▶ **Dataset rows**:
-*-
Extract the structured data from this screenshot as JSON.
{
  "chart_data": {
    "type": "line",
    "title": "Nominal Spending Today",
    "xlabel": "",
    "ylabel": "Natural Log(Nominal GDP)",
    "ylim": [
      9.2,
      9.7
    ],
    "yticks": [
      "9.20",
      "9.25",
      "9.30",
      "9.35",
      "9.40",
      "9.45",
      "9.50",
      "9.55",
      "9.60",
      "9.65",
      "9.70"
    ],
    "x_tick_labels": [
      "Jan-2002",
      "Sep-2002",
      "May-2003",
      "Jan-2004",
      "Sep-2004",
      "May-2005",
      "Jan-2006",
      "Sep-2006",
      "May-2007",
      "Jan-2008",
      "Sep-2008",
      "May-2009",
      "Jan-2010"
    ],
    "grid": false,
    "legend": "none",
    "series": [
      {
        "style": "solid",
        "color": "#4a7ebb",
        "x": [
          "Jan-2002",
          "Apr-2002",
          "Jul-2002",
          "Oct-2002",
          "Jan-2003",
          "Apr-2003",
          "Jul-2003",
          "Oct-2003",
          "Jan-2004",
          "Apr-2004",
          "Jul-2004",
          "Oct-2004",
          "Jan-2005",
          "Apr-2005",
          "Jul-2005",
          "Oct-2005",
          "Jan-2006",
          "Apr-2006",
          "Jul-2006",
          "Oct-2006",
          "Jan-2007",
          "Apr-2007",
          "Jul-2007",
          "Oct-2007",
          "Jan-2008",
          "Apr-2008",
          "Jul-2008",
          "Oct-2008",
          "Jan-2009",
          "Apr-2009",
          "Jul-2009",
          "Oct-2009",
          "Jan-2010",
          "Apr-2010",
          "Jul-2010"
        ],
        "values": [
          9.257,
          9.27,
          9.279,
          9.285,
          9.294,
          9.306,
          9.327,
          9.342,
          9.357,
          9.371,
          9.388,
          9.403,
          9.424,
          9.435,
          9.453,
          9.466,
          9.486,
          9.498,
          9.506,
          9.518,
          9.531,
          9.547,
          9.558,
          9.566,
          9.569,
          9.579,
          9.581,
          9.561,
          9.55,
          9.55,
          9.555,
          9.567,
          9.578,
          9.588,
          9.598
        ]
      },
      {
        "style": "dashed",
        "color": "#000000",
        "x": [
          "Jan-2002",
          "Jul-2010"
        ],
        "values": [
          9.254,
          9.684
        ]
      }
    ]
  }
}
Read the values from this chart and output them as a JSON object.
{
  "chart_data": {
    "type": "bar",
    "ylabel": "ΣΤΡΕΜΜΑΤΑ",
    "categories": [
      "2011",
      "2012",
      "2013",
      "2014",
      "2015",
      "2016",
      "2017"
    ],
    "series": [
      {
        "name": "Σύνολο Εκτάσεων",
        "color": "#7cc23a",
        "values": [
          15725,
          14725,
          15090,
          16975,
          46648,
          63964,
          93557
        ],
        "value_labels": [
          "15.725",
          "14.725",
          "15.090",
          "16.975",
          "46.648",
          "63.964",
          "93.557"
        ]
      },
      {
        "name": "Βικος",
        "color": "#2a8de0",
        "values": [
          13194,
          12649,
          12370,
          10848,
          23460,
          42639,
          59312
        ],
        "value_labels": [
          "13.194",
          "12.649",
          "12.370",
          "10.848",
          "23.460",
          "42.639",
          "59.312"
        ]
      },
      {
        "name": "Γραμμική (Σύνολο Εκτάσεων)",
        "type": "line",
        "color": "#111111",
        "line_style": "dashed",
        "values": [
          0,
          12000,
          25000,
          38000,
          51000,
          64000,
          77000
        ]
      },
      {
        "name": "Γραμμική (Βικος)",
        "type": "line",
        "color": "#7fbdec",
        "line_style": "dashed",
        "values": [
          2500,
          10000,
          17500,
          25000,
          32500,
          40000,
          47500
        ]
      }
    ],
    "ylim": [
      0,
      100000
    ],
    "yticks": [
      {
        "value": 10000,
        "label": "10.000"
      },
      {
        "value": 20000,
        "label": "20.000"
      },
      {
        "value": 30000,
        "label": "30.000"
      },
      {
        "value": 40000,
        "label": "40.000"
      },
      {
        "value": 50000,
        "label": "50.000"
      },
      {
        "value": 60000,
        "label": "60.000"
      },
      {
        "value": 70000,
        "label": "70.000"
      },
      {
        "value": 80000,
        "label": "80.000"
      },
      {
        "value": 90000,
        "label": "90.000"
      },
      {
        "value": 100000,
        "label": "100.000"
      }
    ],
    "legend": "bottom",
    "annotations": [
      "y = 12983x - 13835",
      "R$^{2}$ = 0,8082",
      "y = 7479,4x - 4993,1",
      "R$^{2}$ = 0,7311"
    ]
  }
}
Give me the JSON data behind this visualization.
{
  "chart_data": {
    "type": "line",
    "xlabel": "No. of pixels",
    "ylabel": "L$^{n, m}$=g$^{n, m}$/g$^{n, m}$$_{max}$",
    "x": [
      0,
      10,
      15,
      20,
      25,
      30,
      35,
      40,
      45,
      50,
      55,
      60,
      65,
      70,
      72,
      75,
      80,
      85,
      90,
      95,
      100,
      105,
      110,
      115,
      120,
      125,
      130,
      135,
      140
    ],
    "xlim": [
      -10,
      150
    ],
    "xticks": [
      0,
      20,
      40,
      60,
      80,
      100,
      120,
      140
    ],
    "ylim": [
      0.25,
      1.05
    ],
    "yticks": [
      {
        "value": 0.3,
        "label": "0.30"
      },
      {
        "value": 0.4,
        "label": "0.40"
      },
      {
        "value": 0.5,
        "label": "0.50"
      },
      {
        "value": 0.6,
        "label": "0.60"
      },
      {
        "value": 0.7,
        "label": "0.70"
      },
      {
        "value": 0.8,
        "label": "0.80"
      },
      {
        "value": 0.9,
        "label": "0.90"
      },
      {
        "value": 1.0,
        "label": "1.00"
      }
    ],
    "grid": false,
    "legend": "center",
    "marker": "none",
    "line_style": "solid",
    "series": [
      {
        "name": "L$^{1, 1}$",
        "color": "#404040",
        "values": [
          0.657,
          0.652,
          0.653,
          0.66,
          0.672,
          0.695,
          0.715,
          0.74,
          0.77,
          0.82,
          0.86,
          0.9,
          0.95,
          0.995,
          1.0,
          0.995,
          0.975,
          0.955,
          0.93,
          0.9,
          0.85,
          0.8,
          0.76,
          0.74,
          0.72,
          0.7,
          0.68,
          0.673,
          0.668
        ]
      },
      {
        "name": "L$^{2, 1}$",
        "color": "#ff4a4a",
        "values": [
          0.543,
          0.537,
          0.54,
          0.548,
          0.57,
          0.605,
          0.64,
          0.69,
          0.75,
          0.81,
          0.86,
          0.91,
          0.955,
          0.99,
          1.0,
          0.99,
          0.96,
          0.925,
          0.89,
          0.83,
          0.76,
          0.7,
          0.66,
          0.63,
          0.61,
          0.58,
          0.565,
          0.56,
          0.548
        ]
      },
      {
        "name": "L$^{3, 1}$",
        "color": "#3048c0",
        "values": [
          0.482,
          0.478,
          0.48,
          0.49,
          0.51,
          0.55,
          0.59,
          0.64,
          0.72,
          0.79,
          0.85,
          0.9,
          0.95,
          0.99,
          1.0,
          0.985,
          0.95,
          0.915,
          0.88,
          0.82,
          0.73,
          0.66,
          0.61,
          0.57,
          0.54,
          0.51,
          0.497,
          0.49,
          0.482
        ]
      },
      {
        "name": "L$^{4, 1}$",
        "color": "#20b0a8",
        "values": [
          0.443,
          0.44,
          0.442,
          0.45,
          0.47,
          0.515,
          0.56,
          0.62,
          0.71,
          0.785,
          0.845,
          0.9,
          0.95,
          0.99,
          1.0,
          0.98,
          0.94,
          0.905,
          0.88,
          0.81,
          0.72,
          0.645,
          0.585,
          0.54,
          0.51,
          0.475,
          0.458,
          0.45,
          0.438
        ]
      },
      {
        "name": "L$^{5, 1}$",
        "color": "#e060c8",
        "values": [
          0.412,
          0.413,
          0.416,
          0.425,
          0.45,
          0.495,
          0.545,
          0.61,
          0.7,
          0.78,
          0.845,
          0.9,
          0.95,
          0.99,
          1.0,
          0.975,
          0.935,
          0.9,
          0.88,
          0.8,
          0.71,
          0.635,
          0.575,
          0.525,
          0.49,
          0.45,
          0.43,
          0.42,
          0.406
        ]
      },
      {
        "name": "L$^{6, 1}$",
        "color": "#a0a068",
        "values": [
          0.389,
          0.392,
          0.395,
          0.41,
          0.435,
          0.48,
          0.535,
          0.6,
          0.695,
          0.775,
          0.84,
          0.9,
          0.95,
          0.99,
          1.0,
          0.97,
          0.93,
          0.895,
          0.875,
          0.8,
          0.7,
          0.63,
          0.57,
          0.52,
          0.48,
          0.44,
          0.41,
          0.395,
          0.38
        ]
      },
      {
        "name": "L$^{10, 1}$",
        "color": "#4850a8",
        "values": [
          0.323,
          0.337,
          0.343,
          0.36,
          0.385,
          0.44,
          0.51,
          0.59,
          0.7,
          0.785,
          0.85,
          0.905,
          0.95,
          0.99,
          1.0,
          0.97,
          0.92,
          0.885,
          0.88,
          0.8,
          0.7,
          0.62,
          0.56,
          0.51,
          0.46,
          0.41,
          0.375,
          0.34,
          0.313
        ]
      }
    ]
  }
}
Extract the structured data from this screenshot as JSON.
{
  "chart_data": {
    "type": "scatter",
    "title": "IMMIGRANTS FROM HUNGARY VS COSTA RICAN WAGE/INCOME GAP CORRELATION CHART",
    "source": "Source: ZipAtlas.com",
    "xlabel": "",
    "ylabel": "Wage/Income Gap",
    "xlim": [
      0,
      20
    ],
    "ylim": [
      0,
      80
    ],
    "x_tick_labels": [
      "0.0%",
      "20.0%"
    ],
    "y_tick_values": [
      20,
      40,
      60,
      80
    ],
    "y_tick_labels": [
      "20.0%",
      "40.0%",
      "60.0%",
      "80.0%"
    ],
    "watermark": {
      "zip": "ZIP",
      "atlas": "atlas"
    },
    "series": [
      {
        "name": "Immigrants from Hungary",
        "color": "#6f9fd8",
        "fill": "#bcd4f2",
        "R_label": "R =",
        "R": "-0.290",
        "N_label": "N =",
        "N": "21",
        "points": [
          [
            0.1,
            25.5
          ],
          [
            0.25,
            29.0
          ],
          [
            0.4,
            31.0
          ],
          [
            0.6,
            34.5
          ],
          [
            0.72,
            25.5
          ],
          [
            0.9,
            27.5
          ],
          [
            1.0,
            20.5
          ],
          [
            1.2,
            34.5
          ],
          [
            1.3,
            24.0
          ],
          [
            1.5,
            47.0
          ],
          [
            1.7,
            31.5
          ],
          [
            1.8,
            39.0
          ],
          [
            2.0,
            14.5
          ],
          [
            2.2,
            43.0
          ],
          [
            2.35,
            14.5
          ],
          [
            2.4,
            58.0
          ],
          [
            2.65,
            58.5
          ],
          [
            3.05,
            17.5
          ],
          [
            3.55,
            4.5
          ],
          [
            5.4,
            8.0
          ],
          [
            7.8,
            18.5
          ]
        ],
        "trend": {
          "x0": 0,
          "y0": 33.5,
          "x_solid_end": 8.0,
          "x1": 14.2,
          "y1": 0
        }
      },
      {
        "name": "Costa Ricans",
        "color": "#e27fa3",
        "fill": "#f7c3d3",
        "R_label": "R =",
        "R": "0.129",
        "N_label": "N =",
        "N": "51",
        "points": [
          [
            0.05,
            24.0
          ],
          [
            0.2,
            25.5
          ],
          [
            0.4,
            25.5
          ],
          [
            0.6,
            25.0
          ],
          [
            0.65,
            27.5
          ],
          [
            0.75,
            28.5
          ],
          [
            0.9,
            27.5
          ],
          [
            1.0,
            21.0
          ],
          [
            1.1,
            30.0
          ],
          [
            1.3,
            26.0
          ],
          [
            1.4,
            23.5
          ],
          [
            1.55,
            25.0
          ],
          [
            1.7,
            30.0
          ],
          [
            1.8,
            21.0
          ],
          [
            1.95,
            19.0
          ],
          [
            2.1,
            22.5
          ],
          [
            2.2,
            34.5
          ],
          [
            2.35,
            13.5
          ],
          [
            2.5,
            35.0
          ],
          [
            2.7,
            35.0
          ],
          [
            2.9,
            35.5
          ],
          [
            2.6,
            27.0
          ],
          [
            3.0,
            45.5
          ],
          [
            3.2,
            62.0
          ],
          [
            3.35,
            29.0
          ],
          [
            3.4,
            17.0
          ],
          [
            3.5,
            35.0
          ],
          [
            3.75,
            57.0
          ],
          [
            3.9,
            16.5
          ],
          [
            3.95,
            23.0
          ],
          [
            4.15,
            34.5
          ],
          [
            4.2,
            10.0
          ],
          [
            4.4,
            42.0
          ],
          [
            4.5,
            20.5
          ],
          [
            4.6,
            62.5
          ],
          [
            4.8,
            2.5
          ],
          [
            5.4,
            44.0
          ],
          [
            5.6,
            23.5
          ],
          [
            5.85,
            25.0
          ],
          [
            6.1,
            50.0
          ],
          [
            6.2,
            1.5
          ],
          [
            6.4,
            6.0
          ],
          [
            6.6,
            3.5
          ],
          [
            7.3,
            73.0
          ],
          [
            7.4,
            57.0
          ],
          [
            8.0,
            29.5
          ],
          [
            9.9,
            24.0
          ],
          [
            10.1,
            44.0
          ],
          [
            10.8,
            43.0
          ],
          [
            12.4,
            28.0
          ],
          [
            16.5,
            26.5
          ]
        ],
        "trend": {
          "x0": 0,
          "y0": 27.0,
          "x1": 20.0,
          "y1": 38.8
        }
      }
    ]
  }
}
-*-
▶ **Exercise instructions**:
Identify lines with the string "Εκτάσεων". Copy each one.

▶ **Written response**:
        "name": "Σύνολο Εκτάσεων",
        "name": "Γραμμική (Σύνολο Εκτάσεων)",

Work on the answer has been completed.